- _Goal_
Report every line below that holds the word "color".

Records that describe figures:
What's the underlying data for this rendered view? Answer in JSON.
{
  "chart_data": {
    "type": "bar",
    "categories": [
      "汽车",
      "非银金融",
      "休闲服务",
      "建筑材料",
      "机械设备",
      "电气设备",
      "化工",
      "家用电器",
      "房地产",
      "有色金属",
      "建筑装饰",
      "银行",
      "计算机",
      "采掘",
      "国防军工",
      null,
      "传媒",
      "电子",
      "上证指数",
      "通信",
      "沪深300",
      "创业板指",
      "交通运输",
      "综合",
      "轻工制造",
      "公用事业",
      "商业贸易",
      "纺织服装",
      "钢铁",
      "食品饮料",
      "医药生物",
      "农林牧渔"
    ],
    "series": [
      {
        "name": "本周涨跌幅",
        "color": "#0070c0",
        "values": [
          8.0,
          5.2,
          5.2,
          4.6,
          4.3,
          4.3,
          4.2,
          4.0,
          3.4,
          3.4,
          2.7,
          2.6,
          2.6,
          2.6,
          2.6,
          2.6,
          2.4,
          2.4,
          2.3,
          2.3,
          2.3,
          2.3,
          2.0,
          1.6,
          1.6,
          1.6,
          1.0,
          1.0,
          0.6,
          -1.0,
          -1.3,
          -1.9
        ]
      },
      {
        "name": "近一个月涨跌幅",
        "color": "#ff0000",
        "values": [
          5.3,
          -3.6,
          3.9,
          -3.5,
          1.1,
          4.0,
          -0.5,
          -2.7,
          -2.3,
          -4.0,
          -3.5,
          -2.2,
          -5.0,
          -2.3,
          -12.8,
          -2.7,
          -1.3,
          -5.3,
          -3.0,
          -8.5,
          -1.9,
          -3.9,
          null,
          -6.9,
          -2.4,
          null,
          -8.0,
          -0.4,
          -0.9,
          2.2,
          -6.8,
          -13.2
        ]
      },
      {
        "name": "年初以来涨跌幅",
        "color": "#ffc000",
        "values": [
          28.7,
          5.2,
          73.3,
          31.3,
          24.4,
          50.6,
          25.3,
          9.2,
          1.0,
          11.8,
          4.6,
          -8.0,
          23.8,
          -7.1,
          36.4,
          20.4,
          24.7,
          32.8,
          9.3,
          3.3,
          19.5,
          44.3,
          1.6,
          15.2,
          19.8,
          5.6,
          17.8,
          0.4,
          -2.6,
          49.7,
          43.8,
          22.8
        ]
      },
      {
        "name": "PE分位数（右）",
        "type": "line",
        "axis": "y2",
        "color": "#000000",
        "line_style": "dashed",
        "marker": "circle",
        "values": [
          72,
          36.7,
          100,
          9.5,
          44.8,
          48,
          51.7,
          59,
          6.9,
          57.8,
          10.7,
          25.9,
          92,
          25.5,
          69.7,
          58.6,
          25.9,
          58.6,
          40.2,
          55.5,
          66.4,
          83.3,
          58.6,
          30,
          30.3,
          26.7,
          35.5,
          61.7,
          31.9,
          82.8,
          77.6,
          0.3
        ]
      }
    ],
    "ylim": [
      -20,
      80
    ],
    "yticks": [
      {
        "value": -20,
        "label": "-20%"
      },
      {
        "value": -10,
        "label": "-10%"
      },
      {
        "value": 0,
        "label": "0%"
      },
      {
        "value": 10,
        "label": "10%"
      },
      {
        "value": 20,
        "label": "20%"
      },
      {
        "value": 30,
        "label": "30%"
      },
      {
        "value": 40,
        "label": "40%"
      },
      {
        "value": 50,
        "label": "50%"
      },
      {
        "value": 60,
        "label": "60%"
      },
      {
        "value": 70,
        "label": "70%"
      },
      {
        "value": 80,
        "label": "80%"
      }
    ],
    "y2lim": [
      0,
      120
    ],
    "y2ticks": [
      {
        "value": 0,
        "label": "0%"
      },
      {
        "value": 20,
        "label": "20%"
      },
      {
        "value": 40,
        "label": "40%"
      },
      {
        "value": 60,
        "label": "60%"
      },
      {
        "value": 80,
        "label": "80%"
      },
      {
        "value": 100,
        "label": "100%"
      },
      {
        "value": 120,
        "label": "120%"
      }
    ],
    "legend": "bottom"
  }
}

- _Answer to the task_
        "color": "#0070c0",
        "color": "#ff0000",
        "color": "#ffc000",
        "color": "#000000",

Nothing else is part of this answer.